[START Provided entries]

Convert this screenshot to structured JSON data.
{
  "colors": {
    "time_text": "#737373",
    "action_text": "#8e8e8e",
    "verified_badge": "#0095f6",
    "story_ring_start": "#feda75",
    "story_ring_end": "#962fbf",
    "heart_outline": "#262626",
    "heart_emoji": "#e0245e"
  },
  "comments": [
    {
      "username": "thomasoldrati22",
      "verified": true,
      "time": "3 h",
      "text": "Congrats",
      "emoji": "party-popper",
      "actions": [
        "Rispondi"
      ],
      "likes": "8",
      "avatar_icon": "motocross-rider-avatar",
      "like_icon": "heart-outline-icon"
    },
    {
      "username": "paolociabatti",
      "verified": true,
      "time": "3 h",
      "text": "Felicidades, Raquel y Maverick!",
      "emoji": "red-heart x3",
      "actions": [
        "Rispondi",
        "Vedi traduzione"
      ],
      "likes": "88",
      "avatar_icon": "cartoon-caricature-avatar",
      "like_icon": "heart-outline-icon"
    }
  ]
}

[END Provided entries]

-- Task details --
Without leaving anything out, quote all the data.

-- Response below --
Convert this screenshot to structured JSON data.
{
  "colors": {
    "time_text": "#737373",
    "action_text": "#8e8e8e",
    "verified_badge": "#0095f6",
    "story_ring_start": "#feda75",
    "story_ring_end": "#962fbf",
    "heart_outline": "#262626",
    "heart_emoji": "#e0245e"
  },
  "comments": [
    {
      "username": "thomasoldrati22",
      "verified": true,
      "time": "3 h",
      "text": "Congrats",
      "emoji": "party-popper",
      "actions": [
        "Rispondi"
      ],
      "likes": "8",
      "avatar_icon": "motocross-rider-avatar",
      "like_icon": "heart-outline-icon"
    },
    {
      "username": "paolociabatti",
      "verified": true,
      "time": "3 h",
      "text": "Felicidades, Raquel y Maverick!",
      "emoji": "red-heart x3",
      "actions": [
        "Rispondi",
        "Vedi traduzione"
      ],
      "likes": "88",
      "avatar_icon": "cartoon-caricature-avatar",
      "like_icon": "heart-outline-icon"
    }
  ]
}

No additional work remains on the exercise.